[START Listed records]

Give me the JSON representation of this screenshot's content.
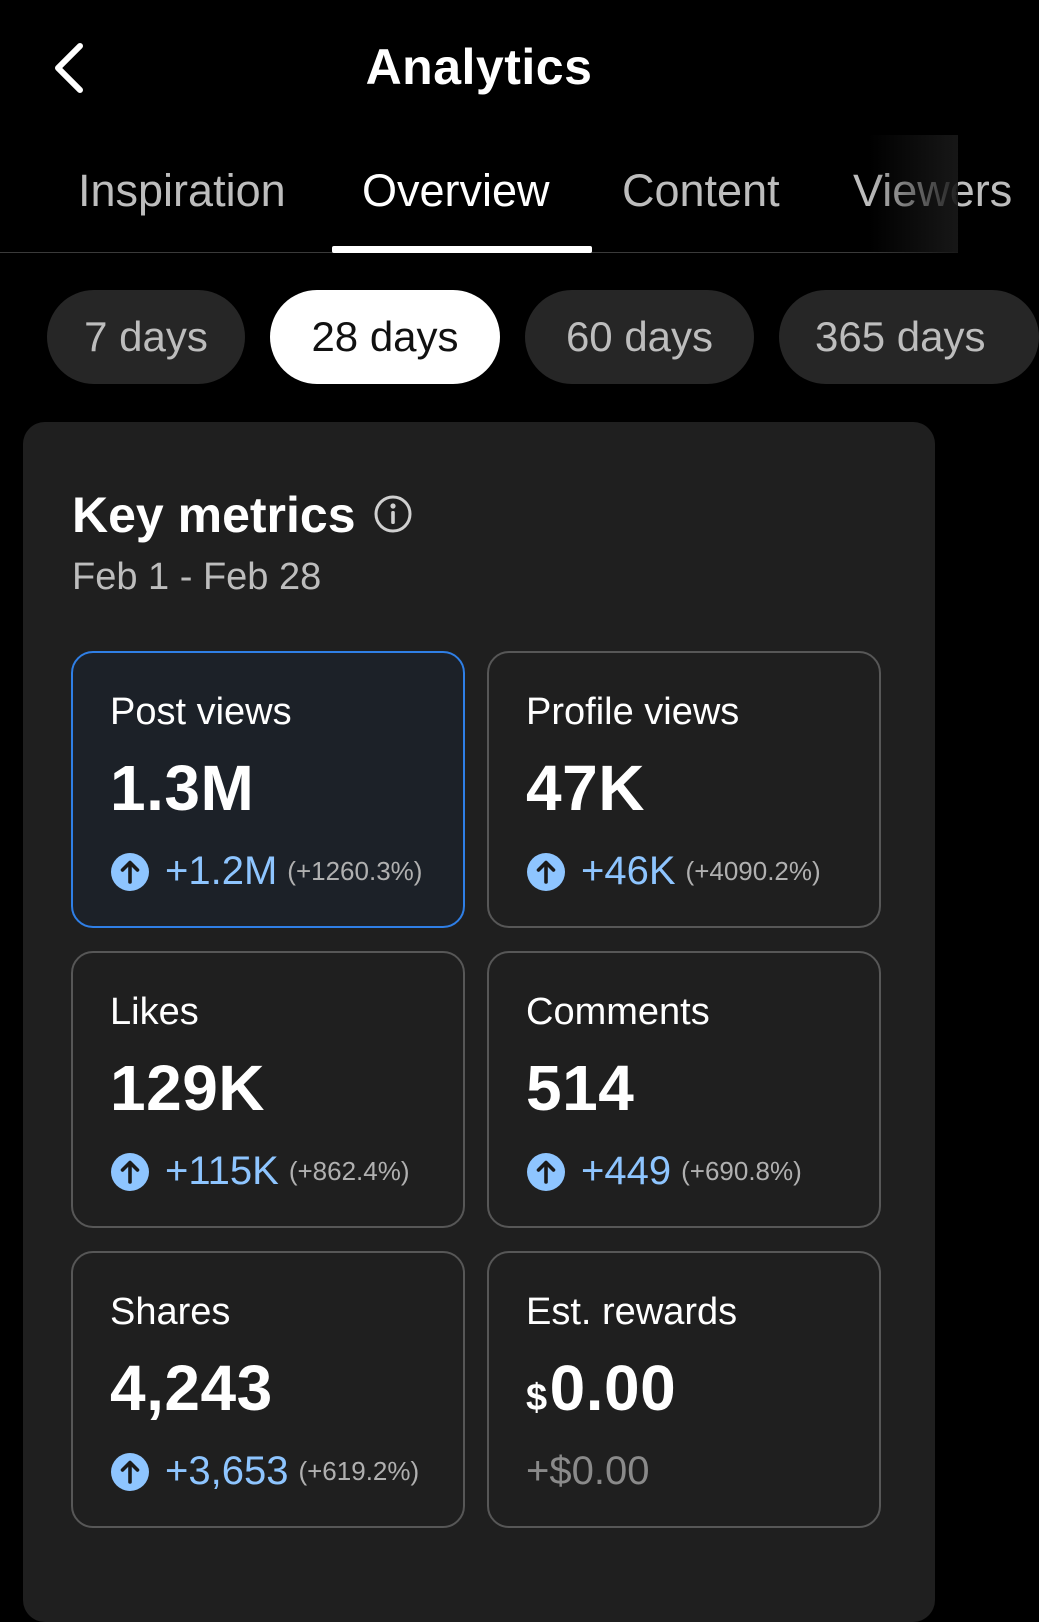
{
  "header": {
    "title": "Analytics"
  },
  "tabs": [
    {
      "label": "Inspiration",
      "active": false
    },
    {
      "label": "Overview",
      "active": true
    },
    {
      "label": "Content",
      "active": false
    },
    {
      "label": "Viewers",
      "active": false
    }
  ],
  "periods": [
    {
      "label": "7 days",
      "active": false
    },
    {
      "label": "28 days",
      "active": true
    },
    {
      "label": "60 days",
      "active": false
    },
    {
      "label": "365 days",
      "active": false
    }
  ],
  "key_metrics": {
    "title": "Key metrics",
    "date_range": "Feb 1 - Feb 28",
    "metrics": [
      {
        "label": "Post views",
        "value": "1.3M",
        "delta": "+1.2M",
        "delta_pct": "(+1260.3%)",
        "selected": true
      },
      {
        "label": "Profile views",
        "value": "47K",
        "delta": "+46K",
        "delta_pct": "(+4090.2%)"
      },
      {
        "label": "Likes",
        "value": "129K",
        "delta": "+115K",
        "delta_pct": "(+862.4%)"
      },
      {
        "label": "Comments",
        "value": "514",
        "delta": "+449",
        "delta_pct": "(+690.8%)"
      },
      {
        "label": "Shares",
        "value": "4,243",
        "delta": "+3,653",
        "delta_pct": "(+619.2%)"
      },
      {
        "label": "Est. rewards",
        "currency": "$",
        "value": "0.00",
        "delta": "+$0.00"
      }
    ]
  },
  "colors": {
    "accent_blue": "#2f7fe6",
    "positive_delta": "#8ec5ff",
    "card_bg": "#1f1f1f",
    "chip_bg": "#262626"
  },
  "icons": {
    "back": "chevron-left-icon",
    "info": "info-circle-icon",
    "trend": "arrow-up-circle-icon"
  }
}
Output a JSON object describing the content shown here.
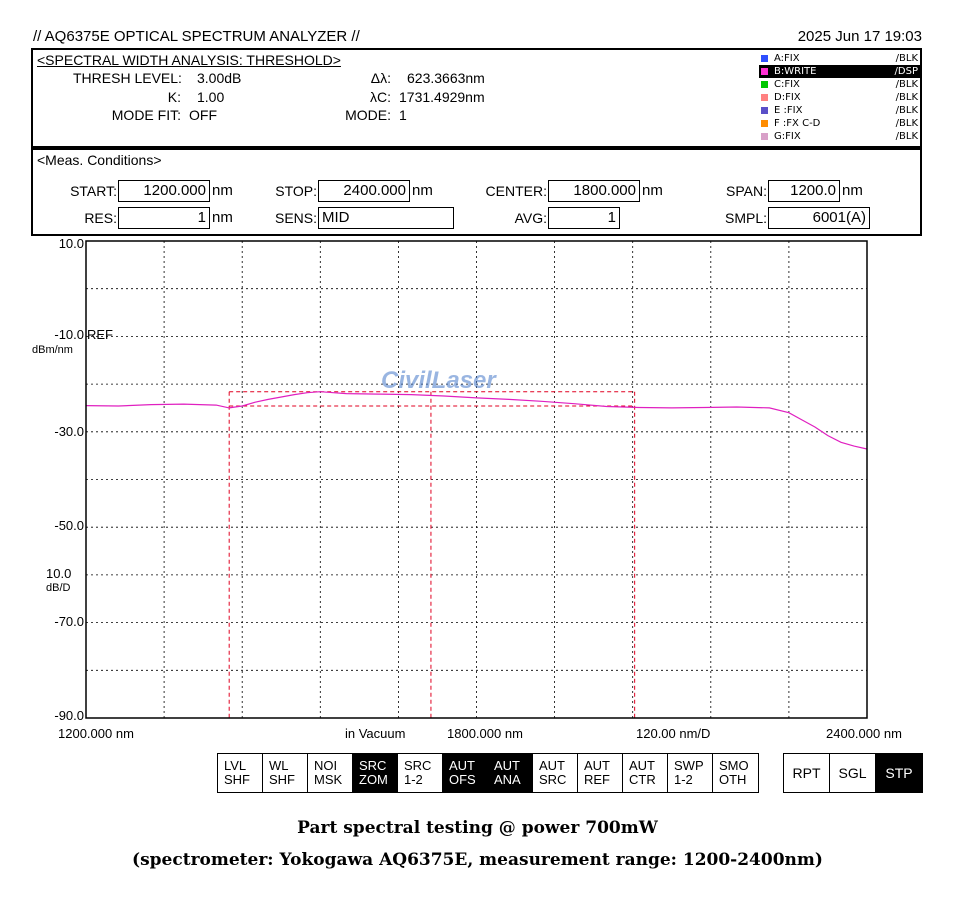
{
  "header": {
    "title": "// AQ6375E OPTICAL SPECTRUM ANALYZER //",
    "datetime": "2025 Jun 17 19:03"
  },
  "analysis": {
    "heading": "<SPECTRAL WIDTH ANALYSIS: THRESHOLD>",
    "thresh_label": "THRESH LEVEL:",
    "thresh_value": "3.00dB",
    "k_label": "K:",
    "k_value": "1.00",
    "modefit_label": "MODE FIT:",
    "modefit_value": "OFF",
    "dl_label": "Δλ:",
    "dl_value": "623.3663nm",
    "lc_label": "λC:",
    "lc_value": "1731.4929nm",
    "mode_label": "MODE:",
    "mode_value": "1"
  },
  "traces": [
    {
      "name": "A:FIX",
      "mode": "/BLK",
      "color": "#2f4fff",
      "active": false
    },
    {
      "name": "B:WRITE",
      "mode": "/DSP",
      "color": "#ff2fd5",
      "active": true
    },
    {
      "name": "C:FIX",
      "mode": "/BLK",
      "color": "#00c800",
      "active": false
    },
    {
      "name": "D:FIX",
      "mode": "/BLK",
      "color": "#ff8080",
      "active": false
    },
    {
      "name": "E :FIX",
      "mode": "/BLK",
      "color": "#5a4fc8",
      "active": false
    },
    {
      "name": "F :FX C-D",
      "mode": "/BLK",
      "color": "#ff8c00",
      "active": false
    },
    {
      "name": "G:FIX",
      "mode": "/BLK",
      "color": "#d8a0c8",
      "active": false
    }
  ],
  "conditions": {
    "heading": "<Meas. Conditions>",
    "start_label": "START:",
    "start_value": "1200.000",
    "start_unit": "nm",
    "stop_label": "STOP:",
    "stop_value": "2400.000",
    "stop_unit": "nm",
    "center_label": "CENTER:",
    "center_value": "1800.000",
    "center_unit": "nm",
    "span_label": "SPAN:",
    "span_value": "1200.0",
    "span_unit": "nm",
    "res_label": "RES:",
    "res_value": "1",
    "res_unit": "nm",
    "sens_label": "SENS:",
    "sens_value": "MID",
    "avg_label": "AVG:",
    "avg_value": "1",
    "smpl_label": "SMPL:",
    "smpl_value": "6001(A)"
  },
  "plot": {
    "y_labels": [
      "10.0",
      "-10.0",
      "-30.0",
      "-50.0",
      "-70.0",
      "-90.0"
    ],
    "ref_label": "REF",
    "y_unit": "dBm/nm",
    "scale_value": "10.0",
    "scale_unit": "dB/D",
    "x_start": "1200.000 nm",
    "x_medium": "in Vacuum",
    "x_center": "1800.000 nm",
    "x_per_div": "120.00 nm/D",
    "x_stop": "2400.000 nm",
    "watermark": "CivilLaser",
    "trace_color": "#e020c0",
    "marker_color": "#e00020"
  },
  "chart_data": {
    "type": "line",
    "xlabel": "",
    "ylabel": "",
    "xlim": [
      1200,
      2400
    ],
    "ylim": [
      -90,
      10
    ],
    "grid": true,
    "series": [
      {
        "x": [
          1200,
          1250,
          1300,
          1350,
          1400,
          1420,
          1440,
          1460,
          1480,
          1500,
          1520,
          1540,
          1560,
          1580,
          1600,
          1650,
          1700,
          1750,
          1800,
          1850,
          1900,
          1950,
          2000,
          2050,
          2100,
          2150,
          2200,
          2250,
          2280,
          2300,
          2320,
          2340,
          2360,
          2380,
          2400
        ],
        "y": [
          -24.5,
          -24.6,
          -24.3,
          -24.2,
          -24.4,
          -25.0,
          -24.6,
          -23.8,
          -23.2,
          -22.7,
          -22.2,
          -21.8,
          -21.6,
          -21.8,
          -22.0,
          -22.1,
          -22.2,
          -22.5,
          -22.9,
          -23.2,
          -23.6,
          -24.1,
          -24.7,
          -24.9,
          -25.0,
          -24.9,
          -24.8,
          -25.0,
          -26.0,
          -27.5,
          -29.0,
          -30.8,
          -32.2,
          -33.0,
          -33.6
        ]
      }
    ],
    "markers_x": [
      1420,
      1730,
      2043
    ],
    "threshold_y": [
      -21.6,
      -24.6
    ],
    "ref_level": -10.0
  },
  "softkeys": {
    "group1": [
      {
        "l1": "LVL",
        "l2": "SHF",
        "on": false
      },
      {
        "l1": "WL",
        "l2": "SHF",
        "on": false
      },
      {
        "l1": "NOI",
        "l2": "MSK",
        "on": false
      },
      {
        "l1": "SRC",
        "l2": "ZOM",
        "on": true
      },
      {
        "l1": "SRC",
        "l2": "1-2",
        "on": false
      },
      {
        "l1": "AUT",
        "l2": "OFS",
        "on": true
      },
      {
        "l1": "AUT",
        "l2": "ANA",
        "on": true
      },
      {
        "l1": "AUT",
        "l2": "SRC",
        "on": false
      },
      {
        "l1": "AUT",
        "l2": "REF",
        "on": false
      },
      {
        "l1": "AUT",
        "l2": "CTR",
        "on": false
      },
      {
        "l1": "SWP",
        "l2": "1-2",
        "on": false
      },
      {
        "l1": "SMO",
        "l2": "OTH",
        "on": false
      }
    ],
    "group2": [
      {
        "label": "RPT",
        "on": false
      },
      {
        "label": "SGL",
        "on": false
      },
      {
        "label": "STP",
        "on": true
      }
    ]
  },
  "captions": {
    "line1": "Part spectral testing @ power 700mW",
    "line2": "(spectrometer: Yokogawa AQ6375E, measurement range: 1200-2400nm)"
  }
}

[END Listed records]

:: Given task ::
Read through the entries and copy every line that includes "circle".

:: Full output ::
    "info": "info-circle-icon",
    "trend": "arrow-up-circle-icon"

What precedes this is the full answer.